INSTRUCTIONS FOR THE TASK – Find the lines with the string "conserved" and return them.

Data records
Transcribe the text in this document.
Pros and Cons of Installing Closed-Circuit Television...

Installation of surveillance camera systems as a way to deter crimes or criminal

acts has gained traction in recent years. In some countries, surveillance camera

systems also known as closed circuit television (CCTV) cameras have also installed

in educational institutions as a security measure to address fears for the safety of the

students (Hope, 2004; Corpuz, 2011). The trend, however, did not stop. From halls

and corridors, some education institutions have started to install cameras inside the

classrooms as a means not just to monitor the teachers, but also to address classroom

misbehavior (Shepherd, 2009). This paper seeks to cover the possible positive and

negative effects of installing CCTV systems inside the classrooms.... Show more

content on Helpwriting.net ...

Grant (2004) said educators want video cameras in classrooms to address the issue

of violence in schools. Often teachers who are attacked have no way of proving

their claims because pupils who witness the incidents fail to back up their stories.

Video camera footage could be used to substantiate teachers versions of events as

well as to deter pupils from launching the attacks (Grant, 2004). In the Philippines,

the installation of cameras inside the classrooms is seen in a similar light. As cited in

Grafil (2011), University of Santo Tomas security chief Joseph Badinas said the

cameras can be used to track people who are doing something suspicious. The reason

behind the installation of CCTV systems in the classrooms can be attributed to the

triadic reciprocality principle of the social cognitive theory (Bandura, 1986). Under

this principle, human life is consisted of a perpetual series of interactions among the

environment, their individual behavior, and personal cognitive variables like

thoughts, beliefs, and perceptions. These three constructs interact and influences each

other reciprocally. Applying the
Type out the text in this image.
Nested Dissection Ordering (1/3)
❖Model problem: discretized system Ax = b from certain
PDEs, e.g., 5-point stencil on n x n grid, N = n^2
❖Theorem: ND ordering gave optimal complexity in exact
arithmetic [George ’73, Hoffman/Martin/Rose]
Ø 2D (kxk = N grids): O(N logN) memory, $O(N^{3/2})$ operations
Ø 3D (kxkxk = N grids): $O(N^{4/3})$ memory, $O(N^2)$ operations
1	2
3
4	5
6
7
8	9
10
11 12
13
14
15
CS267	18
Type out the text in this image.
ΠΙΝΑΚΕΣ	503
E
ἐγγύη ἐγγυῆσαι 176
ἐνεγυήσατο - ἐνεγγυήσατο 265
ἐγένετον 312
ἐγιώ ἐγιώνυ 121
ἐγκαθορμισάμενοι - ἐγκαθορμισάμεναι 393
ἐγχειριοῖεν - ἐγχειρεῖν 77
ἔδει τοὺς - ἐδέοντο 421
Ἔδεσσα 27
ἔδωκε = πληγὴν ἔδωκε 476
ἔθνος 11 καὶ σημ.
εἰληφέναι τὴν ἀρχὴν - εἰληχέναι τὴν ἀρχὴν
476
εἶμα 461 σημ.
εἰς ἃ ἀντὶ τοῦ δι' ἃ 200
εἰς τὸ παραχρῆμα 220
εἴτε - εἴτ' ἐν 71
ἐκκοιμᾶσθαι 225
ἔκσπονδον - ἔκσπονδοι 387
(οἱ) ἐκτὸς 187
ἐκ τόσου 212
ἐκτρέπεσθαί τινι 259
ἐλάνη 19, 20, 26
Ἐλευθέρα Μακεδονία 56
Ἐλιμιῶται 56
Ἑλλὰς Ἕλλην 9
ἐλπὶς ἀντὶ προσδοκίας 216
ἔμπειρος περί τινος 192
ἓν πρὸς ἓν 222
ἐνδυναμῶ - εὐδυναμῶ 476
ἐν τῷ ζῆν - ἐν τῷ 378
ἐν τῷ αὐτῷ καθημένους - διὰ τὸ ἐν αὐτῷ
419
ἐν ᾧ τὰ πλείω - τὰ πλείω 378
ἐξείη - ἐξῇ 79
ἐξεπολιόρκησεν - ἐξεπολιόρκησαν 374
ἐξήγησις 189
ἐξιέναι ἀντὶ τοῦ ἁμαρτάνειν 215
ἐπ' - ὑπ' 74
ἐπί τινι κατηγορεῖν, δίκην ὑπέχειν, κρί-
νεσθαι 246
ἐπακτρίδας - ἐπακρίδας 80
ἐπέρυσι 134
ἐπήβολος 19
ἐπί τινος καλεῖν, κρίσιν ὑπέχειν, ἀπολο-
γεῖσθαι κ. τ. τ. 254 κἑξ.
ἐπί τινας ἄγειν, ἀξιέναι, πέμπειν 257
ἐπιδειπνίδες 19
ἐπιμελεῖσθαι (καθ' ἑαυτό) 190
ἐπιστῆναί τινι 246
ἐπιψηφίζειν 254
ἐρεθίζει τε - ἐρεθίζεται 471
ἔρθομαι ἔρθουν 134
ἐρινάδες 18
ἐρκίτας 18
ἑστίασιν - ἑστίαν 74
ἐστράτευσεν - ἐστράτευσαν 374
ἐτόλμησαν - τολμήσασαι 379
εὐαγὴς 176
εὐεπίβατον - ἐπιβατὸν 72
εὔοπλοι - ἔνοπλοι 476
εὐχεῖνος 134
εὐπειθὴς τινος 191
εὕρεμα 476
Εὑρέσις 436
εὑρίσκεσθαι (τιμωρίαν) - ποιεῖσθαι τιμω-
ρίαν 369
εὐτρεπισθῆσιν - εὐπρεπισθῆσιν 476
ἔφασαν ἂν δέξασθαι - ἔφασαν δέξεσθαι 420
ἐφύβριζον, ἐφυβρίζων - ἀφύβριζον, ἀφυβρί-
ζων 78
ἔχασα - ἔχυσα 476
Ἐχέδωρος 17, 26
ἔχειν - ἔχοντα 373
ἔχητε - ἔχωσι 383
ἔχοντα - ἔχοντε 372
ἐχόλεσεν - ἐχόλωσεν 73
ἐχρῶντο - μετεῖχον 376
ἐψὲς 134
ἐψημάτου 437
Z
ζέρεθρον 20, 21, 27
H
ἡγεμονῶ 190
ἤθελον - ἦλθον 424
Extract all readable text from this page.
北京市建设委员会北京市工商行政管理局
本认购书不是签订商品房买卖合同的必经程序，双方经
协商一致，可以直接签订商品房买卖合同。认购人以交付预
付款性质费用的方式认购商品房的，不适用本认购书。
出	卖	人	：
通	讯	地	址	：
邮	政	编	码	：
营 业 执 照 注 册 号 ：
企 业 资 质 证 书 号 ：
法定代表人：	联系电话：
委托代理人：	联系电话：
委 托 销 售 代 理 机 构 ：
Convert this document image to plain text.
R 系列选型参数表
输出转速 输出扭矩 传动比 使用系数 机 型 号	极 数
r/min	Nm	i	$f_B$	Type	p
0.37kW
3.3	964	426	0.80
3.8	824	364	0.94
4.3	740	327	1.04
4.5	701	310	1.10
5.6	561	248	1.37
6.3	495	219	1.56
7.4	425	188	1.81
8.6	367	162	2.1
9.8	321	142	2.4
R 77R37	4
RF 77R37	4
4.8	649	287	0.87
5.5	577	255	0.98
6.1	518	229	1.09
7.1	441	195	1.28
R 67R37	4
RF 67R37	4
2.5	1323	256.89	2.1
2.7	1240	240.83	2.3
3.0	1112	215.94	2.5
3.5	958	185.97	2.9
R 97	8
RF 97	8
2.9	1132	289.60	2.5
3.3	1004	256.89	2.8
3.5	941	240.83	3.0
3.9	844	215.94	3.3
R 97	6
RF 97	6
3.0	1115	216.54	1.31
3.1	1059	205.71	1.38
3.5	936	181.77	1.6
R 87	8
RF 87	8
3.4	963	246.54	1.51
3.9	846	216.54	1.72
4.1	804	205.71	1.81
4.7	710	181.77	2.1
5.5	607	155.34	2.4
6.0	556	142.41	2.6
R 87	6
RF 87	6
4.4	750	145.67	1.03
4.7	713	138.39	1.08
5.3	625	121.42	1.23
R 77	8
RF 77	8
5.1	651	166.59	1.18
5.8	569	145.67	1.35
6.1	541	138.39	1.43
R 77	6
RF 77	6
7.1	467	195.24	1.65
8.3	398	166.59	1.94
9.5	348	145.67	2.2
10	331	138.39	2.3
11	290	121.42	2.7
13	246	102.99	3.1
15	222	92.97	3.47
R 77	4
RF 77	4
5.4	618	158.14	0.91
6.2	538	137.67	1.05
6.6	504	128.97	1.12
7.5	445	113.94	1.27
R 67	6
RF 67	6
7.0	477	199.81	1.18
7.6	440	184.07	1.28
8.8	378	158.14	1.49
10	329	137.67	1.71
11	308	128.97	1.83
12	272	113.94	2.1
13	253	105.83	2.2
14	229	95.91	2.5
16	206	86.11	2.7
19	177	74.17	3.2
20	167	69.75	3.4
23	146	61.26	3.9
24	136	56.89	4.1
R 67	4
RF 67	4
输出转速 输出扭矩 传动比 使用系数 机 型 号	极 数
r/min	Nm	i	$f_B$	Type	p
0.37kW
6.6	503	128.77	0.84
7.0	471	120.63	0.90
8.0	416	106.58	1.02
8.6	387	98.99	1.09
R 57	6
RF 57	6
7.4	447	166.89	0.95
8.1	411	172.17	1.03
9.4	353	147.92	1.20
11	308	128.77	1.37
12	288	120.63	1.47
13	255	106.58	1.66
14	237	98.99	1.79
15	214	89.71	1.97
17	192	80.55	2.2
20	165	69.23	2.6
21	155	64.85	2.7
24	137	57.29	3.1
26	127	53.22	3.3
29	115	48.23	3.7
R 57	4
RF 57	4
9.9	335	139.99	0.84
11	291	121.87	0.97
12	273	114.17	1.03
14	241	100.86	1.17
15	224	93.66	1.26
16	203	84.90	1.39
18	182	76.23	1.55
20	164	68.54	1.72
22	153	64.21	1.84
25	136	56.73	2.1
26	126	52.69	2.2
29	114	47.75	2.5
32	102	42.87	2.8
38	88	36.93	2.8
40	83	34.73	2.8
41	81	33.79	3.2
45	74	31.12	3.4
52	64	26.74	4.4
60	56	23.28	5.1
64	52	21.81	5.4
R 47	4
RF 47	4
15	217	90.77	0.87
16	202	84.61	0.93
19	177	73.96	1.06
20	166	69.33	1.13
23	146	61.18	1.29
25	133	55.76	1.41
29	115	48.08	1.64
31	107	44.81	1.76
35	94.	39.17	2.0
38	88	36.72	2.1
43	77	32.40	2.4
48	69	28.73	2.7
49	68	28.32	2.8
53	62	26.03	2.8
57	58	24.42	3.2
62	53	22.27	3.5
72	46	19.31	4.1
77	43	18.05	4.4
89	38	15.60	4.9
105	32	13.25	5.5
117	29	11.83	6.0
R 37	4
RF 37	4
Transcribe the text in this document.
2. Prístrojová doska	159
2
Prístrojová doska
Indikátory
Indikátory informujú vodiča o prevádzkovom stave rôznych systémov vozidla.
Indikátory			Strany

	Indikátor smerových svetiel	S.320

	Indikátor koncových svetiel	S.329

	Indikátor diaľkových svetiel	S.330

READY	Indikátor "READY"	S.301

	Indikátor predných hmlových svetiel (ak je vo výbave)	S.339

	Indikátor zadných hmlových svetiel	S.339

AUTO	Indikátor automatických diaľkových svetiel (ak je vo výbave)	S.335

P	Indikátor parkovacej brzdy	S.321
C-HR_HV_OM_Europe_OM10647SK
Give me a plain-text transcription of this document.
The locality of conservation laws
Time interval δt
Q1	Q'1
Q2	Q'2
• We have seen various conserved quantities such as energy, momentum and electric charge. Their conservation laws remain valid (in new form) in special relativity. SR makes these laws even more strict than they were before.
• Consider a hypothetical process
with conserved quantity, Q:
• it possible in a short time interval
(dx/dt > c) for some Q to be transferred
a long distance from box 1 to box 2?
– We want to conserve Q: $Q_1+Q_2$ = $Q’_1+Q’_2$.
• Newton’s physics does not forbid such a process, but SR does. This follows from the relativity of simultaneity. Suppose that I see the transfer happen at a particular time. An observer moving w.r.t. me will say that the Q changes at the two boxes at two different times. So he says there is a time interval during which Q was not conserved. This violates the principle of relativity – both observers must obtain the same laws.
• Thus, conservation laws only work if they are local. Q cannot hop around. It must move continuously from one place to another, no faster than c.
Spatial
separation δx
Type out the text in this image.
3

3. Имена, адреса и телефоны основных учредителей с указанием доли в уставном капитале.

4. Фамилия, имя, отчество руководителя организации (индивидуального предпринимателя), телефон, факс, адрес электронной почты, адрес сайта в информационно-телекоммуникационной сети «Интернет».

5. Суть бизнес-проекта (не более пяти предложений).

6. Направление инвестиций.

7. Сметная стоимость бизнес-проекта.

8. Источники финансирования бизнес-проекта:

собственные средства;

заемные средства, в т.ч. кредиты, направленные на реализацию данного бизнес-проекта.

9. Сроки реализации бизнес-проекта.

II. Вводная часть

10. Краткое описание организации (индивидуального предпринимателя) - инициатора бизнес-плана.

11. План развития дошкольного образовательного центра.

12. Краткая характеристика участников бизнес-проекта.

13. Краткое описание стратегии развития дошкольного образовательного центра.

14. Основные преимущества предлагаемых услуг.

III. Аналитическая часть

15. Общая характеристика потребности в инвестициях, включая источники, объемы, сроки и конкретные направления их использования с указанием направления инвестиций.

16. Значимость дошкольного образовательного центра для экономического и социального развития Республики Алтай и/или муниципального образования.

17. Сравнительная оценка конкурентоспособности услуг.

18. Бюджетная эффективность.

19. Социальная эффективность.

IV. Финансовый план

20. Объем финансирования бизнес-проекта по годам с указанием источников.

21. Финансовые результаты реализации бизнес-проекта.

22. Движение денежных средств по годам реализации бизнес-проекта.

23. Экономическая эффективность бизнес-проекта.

ANSWER BELOW –
• We have seen various conserved quantities such as energy, momentum and electric charge. Their conservation laws remain valid (in new form) in special relativity. SR makes these laws even more strict than they were before.
with conserved quantity, Q:
• Newton’s physics does not forbid such a process, but SR does. This follows from the relativity of simultaneity. Suppose that I see the transfer happen at a particular time. An observer moving w.r.t. me will say that the Q changes at the two boxes at two different times. So he says there is a time interval during which Q was not conserved. This violates the principle of relativity – both observers must obtain the same laws.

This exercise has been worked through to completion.